======== Stored rows ========

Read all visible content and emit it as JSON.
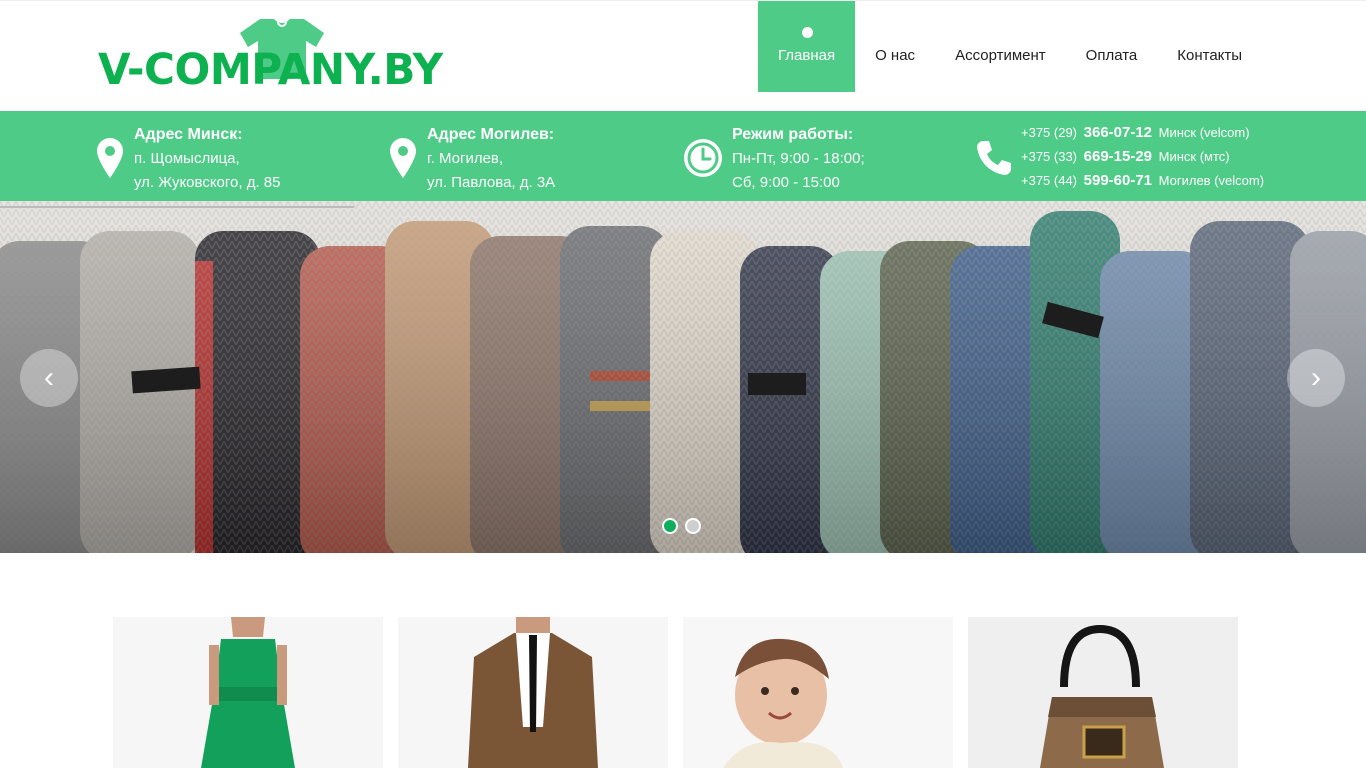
{
  "header": {
    "logo_text": "V-COMPANY.BY",
    "nav": [
      {
        "label": "Главная",
        "active": true
      },
      {
        "label": "О нас",
        "active": false
      },
      {
        "label": "Ассортимент",
        "active": false
      },
      {
        "label": "Оплата",
        "active": false
      },
      {
        "label": "Контакты",
        "active": false
      }
    ]
  },
  "info": {
    "minsk": {
      "title": "Адрес Минск:",
      "line1": "п. Щомыслица,",
      "line2": "ул. Жуковского, д. 85",
      "icon": "map-pin-icon"
    },
    "mogilev": {
      "title": "Адрес Могилев:",
      "line1": "г. Могилев,",
      "line2": "ул. Павлова, д. 3А",
      "icon": "map-pin-icon"
    },
    "hours": {
      "title": "Режим работы:",
      "line1": "Пн-Пт, 9:00 - 18:00;",
      "line2": "Сб, 9:00 - 15:00",
      "icon": "clock-icon"
    },
    "phones": [
      {
        "code": "+375 (29)",
        "number": "366-07-12",
        "note": "Минск (velcom)"
      },
      {
        "code": "+375 (33)",
        "number": "669-15-29",
        "note": "Минск (мтс)"
      },
      {
        "code": "+375 (44)",
        "number": "599-60-71",
        "note": "Могилев (velcom)"
      }
    ]
  },
  "slider": {
    "slide_count": 2,
    "active_slide": 1,
    "image": "knitted sweaters",
    "prev_icon": "chevron-left-icon",
    "next_icon": "chevron-right-icon"
  },
  "categories": [
    {
      "image": "woman in green dress"
    },
    {
      "image": "man in brown suit"
    },
    {
      "image": "smiling baby"
    },
    {
      "image": "leather handbag"
    }
  ],
  "colors": {
    "accent": "#4ecb87",
    "logo_green": "#0db150",
    "dot_active": "#0fae5e"
  }
}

========

- Task to carry out -
Leave the pictures out and reproduce all of the records exactly.

- Task response -
Read all visible content and emit it as JSON.
{
  "header": {
    "logo_text": "V-COMPANY.BY",
    "nav": [
      {
        "label": "Главная",
        "active": true
      },
      {
        "label": "О нас",
        "active": false
      },
      {
        "label": "Ассортимент",
        "active": false
      },
      {
        "label": "Оплата",
        "active": false
      },
      {
        "label": "Контакты",
        "active": false
      }
    ]
  },
  "info": {
    "minsk": {
      "title": "Адрес Минск:",
      "line1": "п. Щомыслица,",
      "line2": "ул. Жуковского, д. 85",
      "icon": "map-pin-icon"
    },
    "mogilev": {
      "title": "Адрес Могилев:",
      "line1": "г. Могилев,",
      "line2": "ул. Павлова, д. 3А",
      "icon": "map-pin-icon"
    },
    "hours": {
      "title": "Режим работы:",
      "line1": "Пн-Пт, 9:00 - 18:00;",
      "line2": "Сб, 9:00 - 15:00",
      "icon": "clock-icon"
    },
    "phones": [
      {
        "code": "+375 (29)",
        "number": "366-07-12",
        "note": "Минск (velcom)"
      },
      {
        "code": "+375 (33)",
        "number": "669-15-29",
        "note": "Минск (мтс)"
      },
      {
        "code": "+375 (44)",
        "number": "599-60-71",
        "note": "Могилев (velcom)"
      }
    ]
  },
  "slider": {
    "slide_count": 2,
    "active_slide": 1,
    "image": "knitted sweaters",
    "prev_icon": "chevron-left-icon",
    "next_icon": "chevron-right-icon"
  },
  "categories": [
    {
      "image": "woman in green dress"
    },
    {
      "image": "man in brown suit"
    },
    {
      "image": "smiling baby"
    },
    {
      "image": "leather handbag"
    }
  ],
  "colors": {
    "accent": "#4ecb87",
    "logo_green": "#0db150",
    "dot_active": "#0fae5e"
  }
}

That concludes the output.